__Description of the task__. Take every line where the string "JSON" appears and copy it.

Stored data entries
## start

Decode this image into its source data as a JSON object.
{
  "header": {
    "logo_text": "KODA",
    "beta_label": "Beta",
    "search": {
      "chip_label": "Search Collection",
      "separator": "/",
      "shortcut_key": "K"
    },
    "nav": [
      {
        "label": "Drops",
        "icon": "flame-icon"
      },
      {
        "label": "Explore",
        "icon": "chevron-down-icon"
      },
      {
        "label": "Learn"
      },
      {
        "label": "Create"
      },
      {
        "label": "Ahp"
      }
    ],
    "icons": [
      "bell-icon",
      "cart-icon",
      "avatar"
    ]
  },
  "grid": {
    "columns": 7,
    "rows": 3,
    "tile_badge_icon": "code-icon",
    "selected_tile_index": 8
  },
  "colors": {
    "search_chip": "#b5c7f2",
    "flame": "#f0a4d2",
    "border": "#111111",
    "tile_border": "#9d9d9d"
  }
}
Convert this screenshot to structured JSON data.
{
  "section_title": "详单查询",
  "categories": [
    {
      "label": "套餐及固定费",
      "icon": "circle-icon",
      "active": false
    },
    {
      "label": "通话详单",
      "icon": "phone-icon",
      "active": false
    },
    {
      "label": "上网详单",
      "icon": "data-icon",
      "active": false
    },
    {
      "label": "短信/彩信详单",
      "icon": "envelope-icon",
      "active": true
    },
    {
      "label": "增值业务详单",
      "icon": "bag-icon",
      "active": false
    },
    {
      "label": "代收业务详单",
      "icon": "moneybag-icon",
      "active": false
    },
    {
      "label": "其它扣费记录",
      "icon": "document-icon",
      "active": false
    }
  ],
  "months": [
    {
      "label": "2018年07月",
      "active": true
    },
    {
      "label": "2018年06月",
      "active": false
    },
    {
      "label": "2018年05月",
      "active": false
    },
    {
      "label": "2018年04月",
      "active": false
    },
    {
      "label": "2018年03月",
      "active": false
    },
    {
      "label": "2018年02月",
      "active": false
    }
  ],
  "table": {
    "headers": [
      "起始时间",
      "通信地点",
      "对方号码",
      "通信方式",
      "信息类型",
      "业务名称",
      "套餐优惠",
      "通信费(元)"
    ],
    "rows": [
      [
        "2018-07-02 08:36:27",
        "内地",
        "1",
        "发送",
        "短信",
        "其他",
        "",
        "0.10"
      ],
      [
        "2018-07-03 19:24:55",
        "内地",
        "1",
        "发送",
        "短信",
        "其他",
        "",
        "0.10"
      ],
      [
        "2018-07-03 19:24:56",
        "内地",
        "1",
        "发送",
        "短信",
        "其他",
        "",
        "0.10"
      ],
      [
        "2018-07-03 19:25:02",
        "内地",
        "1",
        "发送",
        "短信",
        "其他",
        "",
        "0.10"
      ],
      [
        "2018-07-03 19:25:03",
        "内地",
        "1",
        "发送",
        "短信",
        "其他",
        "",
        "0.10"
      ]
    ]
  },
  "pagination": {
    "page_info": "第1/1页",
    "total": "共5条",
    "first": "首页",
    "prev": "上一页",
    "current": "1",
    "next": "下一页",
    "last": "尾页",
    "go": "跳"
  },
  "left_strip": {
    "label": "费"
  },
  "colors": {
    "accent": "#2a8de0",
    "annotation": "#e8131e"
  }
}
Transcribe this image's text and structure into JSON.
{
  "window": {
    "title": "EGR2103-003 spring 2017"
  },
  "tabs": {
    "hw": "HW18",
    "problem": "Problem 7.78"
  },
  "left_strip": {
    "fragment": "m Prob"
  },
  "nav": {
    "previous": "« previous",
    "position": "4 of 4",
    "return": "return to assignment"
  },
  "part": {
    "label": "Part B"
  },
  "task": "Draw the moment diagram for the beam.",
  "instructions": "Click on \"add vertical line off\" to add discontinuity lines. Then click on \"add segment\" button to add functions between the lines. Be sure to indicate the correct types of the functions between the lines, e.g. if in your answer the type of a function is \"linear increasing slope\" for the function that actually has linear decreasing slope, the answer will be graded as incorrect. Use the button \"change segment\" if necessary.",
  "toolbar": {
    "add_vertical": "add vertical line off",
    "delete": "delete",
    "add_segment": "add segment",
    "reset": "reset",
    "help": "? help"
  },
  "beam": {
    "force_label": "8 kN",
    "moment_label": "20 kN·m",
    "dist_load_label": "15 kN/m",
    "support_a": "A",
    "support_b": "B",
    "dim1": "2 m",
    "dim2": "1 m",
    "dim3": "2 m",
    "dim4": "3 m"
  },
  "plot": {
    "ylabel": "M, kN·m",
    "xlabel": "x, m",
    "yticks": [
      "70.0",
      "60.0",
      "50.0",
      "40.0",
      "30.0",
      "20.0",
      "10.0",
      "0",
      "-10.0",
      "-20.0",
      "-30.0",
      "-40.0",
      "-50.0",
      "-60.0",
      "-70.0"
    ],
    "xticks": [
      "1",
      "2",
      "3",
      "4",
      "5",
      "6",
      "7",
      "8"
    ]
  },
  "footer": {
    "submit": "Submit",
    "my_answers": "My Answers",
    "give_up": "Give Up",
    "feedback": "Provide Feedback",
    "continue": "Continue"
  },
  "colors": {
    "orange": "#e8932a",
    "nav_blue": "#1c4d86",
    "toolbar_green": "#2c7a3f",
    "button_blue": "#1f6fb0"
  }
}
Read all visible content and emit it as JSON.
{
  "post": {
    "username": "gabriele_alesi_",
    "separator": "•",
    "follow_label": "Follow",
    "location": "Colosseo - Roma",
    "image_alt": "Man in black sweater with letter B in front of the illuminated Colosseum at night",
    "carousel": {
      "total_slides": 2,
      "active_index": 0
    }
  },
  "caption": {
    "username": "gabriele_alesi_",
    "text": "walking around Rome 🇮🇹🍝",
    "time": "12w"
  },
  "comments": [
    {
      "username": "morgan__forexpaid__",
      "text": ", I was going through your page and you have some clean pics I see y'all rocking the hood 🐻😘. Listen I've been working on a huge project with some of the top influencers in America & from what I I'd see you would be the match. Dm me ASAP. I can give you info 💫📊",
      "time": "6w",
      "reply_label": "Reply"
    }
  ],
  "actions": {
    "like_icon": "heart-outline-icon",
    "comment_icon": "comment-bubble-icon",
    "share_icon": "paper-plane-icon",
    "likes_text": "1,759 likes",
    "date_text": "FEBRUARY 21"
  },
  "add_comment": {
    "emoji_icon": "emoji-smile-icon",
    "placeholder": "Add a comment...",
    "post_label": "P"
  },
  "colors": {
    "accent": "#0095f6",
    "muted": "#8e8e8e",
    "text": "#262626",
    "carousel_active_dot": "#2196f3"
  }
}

## end

__Task response__.
Decode this image into its source data as a JSON object.
Convert this screenshot to structured JSON data.
Transcribe this image's text and structure into JSON.
Read all visible content and emit it as JSON.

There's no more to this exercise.